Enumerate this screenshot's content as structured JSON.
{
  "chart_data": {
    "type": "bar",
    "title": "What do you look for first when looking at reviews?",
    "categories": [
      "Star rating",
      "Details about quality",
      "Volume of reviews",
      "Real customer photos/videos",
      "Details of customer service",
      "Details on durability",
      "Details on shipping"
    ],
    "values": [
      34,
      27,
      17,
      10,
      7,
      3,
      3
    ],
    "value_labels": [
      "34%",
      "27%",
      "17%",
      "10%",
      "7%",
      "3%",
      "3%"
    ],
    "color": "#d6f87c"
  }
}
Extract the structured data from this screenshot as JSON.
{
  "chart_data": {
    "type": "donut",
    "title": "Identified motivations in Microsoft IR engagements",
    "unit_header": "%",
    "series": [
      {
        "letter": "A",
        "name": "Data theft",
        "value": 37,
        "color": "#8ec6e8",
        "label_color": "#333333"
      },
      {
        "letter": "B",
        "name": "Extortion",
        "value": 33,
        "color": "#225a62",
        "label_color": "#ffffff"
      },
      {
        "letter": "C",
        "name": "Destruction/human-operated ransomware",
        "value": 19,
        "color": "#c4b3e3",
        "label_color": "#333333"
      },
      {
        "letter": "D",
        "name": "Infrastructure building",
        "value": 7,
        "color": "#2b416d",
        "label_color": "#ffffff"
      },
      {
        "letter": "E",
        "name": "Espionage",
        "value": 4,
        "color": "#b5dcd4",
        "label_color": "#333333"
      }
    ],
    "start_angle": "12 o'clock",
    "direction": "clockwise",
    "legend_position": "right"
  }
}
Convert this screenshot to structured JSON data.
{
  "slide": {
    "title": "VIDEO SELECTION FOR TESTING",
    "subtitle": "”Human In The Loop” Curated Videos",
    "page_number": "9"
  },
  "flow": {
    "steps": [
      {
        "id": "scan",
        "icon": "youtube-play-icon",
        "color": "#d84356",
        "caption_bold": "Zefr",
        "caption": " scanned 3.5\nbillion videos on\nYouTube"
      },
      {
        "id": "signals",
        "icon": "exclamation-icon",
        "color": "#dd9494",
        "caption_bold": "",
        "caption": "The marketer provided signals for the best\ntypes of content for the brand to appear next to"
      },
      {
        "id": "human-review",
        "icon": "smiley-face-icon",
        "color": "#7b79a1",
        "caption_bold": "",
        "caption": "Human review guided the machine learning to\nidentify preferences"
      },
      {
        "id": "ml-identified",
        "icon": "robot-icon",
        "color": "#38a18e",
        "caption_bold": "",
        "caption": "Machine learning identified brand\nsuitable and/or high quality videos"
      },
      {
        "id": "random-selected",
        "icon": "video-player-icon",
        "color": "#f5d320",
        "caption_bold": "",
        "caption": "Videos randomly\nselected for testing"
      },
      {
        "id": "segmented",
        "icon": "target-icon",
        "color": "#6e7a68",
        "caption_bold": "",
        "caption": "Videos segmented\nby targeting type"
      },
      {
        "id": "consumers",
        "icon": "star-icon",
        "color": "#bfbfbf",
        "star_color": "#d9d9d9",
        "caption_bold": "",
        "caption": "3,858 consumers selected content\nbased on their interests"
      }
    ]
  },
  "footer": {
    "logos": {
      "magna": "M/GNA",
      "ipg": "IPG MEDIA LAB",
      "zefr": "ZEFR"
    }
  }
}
****
Reproduce each record exactly as it appears.

Enumerate this screenshot's content as structured JSON.
{
  "chart_data": {
    "type": "bar",
    "title": "What do you look for first when looking at reviews?",
    "categories": [
      "Star rating",
      "Details about quality",
      "Volume of reviews",
      "Real customer photos/videos",
      "Details of customer service",
      "Details on durability",
      "Details on shipping"
    ],
    "values": [
      34,
      27,
      17,
      10,
      7,
      3,
      3
    ],
    "value_labels": [
      "34%",
      "27%",
      "17%",
      "10%",
      "7%",
      "3%",
      "3%"
    ],
    "color": "#d6f87c"
  }
}
Extract the structured data from this screenshot as JSON.
{
  "chart_data": {
    "type": "donut",
    "title": "Identified motivations in Microsoft IR engagements",
    "unit_header": "%",
    "series": [
      {
        "letter": "A",
        "name": "Data theft",
        "value": 37,
        "color": "#8ec6e8",
        "label_color": "#333333"
      },
      {
        "letter": "B",
        "name": "Extortion",
        "value": 33,
        "color": "#225a62",
        "label_color": "#ffffff"
      },
      {
        "letter": "C",
        "name": "Destruction/human-operated ransomware",
        "value": 19,
        "color": "#c4b3e3",
        "label_color": "#333333"
      },
      {
        "letter": "D",
        "name": "Infrastructure building",
        "value": 7,
        "color": "#2b416d",
        "label_color": "#ffffff"
      },
      {
        "letter": "E",
        "name": "Espionage",
        "value": 4,
        "color": "#b5dcd4",
        "label_color": "#333333"
      }
    ],
    "start_angle": "12 o'clock",
    "direction": "clockwise",
    "legend_position": "right"
  }
}
Convert this screenshot to structured JSON data.
{
  "slide": {
    "title": "VIDEO SELECTION FOR TESTING",
    "subtitle": "”Human In The Loop” Curated Videos",
    "page_number": "9"
  },
  "flow": {
    "steps": [
      {
        "id": "scan",
        "icon": "youtube-play-icon",
        "color": "#d84356",
        "caption_bold": "Zefr",
        "caption": " scanned 3.5\nbillion videos on\nYouTube"
      },
      {
        "id": "signals",
        "icon": "exclamation-icon",
        "color": "#dd9494",
        "caption_bold": "",
        "caption": "The marketer provided signals for the best\ntypes of content for the brand to appear next to"
      },
      {
        "id": "human-review",
        "icon": "smiley-face-icon",
        "color": "#7b79a1",
        "caption_bold": "",
        "caption": "Human review guided the machine learning to\nidentify preferences"
      },
      {
        "id": "ml-identified",
        "icon": "robot-icon",
        "color": "#38a18e",
        "caption_bold": "",
        "caption": "Machine learning identified brand\nsuitable and/or high quality videos"
      },
      {
        "id": "random-selected",
        "icon": "video-player-icon",
        "color": "#f5d320",
        "caption_bold": "",
        "caption": "Videos randomly\nselected for testing"
      },
      {
        "id": "segmented",
        "icon": "target-icon",
        "color": "#6e7a68",
        "caption_bold": "",
        "caption": "Videos segmented\nby targeting type"
      },
      {
        "id": "consumers",
        "icon": "star-icon",
        "color": "#bfbfbf",
        "star_color": "#d9d9d9",
        "caption_bold": "",
        "caption": "3,858 consumers selected content\nbased on their interests"
      }
    ]
  },
  "footer": {
    "logos": {
      "magna": "M/GNA",
      "ipg": "IPG MEDIA LAB",
      "zefr": "ZEFR"
    }
  }
}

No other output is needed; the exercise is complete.